- **Brief**
Spot every line with the word "cloud" and return it.

◇ ◇ ◇ ◇ ◇ ◇ ◇

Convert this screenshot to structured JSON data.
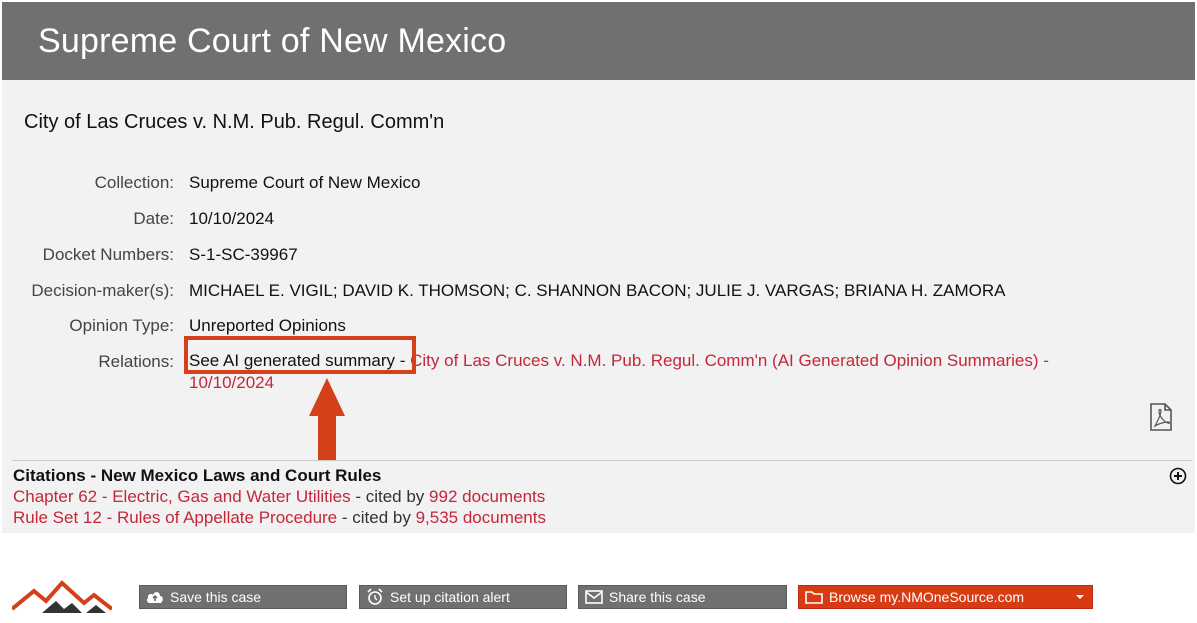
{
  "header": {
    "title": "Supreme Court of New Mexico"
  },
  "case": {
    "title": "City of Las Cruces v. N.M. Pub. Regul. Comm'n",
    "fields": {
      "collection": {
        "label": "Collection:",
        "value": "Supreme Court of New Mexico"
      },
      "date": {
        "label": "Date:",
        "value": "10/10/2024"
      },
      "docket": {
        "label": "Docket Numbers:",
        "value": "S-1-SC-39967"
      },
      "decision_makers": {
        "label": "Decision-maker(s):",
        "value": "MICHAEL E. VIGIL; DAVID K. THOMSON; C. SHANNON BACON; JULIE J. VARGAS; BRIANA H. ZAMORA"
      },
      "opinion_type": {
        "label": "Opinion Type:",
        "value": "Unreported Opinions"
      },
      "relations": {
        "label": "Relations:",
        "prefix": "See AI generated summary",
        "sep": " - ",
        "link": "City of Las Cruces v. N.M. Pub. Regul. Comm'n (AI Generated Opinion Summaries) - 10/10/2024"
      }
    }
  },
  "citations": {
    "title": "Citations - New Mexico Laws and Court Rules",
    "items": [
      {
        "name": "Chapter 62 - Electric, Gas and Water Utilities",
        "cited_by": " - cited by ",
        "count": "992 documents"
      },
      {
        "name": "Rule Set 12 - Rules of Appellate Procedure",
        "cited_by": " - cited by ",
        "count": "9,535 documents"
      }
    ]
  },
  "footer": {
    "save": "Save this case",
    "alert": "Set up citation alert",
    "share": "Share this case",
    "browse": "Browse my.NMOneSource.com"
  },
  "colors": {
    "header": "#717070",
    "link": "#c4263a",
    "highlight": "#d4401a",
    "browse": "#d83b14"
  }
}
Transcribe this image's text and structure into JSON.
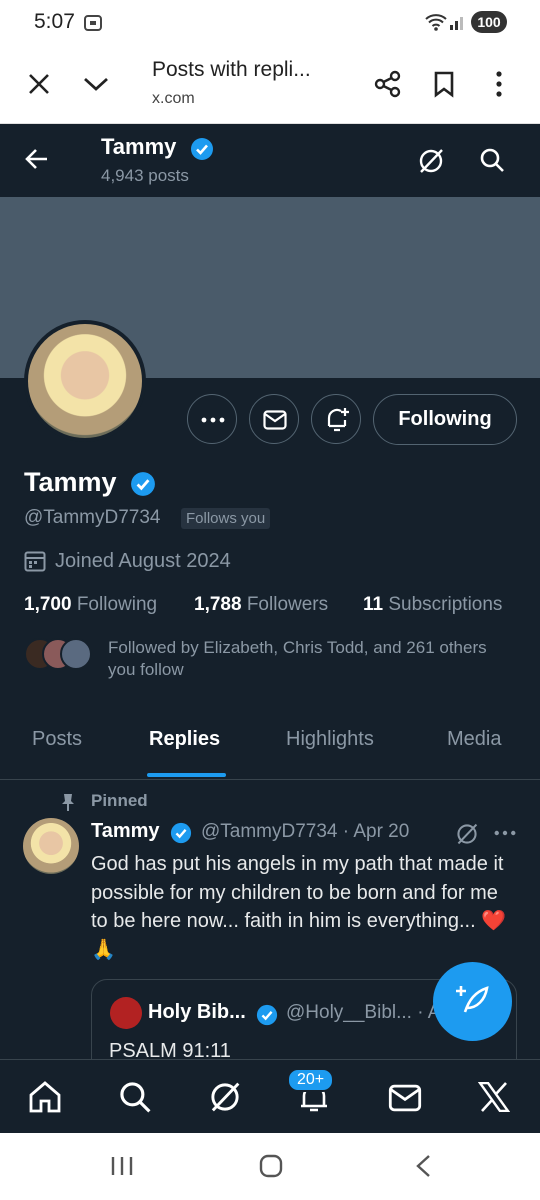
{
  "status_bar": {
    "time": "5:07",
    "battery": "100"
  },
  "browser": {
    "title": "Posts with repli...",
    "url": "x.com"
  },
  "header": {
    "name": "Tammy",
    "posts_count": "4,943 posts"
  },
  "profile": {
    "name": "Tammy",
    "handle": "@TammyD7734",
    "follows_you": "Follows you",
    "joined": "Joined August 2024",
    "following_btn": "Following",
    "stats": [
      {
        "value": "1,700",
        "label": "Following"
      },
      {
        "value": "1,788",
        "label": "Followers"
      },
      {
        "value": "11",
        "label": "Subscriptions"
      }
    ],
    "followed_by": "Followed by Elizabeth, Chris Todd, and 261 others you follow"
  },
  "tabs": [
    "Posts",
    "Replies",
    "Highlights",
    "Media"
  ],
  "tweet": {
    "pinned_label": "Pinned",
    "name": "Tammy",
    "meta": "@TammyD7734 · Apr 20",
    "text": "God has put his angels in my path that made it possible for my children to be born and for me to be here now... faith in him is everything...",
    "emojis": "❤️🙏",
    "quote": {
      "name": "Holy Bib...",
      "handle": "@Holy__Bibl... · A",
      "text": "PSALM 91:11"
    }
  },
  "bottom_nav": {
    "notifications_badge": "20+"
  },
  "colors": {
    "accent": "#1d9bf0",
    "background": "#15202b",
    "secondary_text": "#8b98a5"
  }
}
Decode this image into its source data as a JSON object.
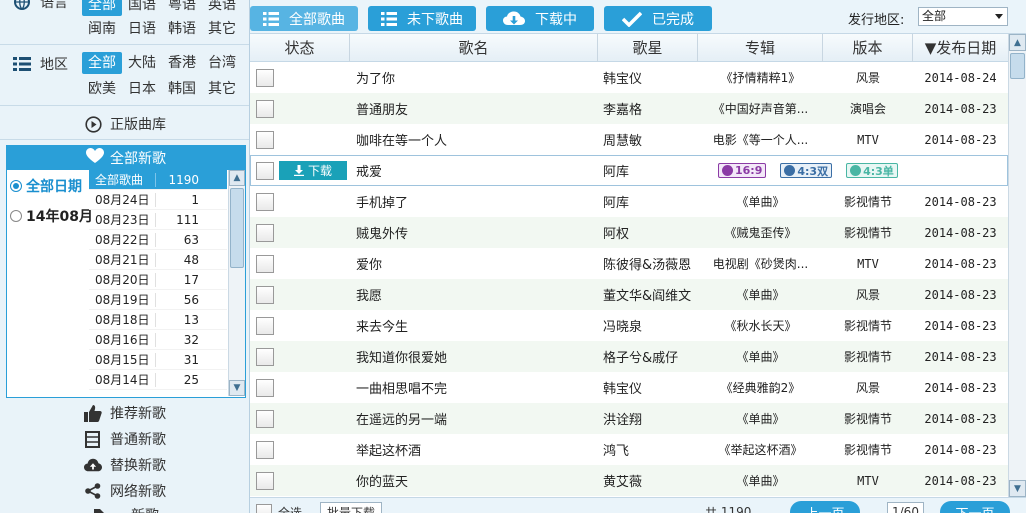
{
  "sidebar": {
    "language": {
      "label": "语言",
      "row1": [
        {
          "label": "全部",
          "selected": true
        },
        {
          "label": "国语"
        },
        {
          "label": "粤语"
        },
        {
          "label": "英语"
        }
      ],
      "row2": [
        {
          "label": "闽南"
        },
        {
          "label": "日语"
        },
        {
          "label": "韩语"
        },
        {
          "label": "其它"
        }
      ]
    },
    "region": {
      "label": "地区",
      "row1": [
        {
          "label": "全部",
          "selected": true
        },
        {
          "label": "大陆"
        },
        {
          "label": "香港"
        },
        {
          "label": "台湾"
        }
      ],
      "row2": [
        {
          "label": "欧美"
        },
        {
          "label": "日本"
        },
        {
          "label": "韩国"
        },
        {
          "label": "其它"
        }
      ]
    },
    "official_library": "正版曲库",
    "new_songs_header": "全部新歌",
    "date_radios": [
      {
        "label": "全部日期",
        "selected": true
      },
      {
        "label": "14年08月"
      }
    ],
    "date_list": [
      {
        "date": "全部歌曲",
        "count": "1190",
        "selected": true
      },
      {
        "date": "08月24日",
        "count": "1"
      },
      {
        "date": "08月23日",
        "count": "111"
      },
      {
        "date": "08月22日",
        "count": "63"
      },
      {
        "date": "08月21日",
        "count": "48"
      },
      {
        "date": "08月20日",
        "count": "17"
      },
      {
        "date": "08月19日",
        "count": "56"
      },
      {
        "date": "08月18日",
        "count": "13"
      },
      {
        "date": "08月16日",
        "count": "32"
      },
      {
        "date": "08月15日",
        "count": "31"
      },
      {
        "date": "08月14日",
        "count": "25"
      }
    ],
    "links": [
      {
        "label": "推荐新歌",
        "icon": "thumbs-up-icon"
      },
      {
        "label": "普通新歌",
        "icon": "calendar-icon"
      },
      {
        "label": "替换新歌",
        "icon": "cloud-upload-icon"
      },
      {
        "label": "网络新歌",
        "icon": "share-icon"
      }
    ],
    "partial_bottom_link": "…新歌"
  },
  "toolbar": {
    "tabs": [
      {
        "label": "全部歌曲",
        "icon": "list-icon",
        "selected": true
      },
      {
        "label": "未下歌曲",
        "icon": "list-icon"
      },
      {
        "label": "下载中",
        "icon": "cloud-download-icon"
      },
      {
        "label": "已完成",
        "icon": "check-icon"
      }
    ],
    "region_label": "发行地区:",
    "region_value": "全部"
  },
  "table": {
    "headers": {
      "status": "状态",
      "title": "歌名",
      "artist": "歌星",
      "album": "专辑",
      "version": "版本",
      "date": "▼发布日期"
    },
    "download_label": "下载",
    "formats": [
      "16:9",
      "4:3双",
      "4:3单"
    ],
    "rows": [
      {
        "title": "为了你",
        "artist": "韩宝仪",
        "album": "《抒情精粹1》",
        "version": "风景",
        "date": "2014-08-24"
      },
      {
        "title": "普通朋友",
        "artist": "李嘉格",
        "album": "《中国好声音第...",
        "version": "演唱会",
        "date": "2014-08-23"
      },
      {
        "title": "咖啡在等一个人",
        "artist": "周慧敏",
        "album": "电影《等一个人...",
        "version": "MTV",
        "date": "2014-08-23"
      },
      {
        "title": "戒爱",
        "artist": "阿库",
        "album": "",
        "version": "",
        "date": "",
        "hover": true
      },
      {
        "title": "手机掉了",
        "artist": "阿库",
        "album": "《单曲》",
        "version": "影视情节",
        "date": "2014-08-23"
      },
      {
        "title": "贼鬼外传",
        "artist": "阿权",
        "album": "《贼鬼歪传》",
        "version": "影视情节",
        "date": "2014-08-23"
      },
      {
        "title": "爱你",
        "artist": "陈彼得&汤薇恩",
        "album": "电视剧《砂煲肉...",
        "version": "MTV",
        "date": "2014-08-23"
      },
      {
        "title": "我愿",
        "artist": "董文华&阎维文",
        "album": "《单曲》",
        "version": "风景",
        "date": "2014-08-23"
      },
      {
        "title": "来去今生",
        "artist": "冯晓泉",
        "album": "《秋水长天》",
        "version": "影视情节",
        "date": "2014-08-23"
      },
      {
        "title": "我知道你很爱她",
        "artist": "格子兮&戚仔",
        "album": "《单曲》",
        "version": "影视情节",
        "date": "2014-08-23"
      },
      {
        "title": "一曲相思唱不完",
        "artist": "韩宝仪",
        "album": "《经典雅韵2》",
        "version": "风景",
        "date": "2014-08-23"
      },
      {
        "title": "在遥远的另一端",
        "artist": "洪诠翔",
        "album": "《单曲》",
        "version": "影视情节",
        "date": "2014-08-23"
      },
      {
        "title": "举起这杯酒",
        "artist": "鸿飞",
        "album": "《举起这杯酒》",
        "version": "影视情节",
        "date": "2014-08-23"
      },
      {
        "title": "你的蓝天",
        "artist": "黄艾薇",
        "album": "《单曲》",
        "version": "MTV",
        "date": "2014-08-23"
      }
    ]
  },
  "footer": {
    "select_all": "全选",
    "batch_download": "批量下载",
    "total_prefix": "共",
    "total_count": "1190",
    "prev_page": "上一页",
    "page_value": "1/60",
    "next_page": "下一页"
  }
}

◇ ◇ ◇ ◇ ◇ ◇ ◇

- **Answer to this task**
        "icon": "cloud-upload-icon"
        "icon": "cloud-download-icon"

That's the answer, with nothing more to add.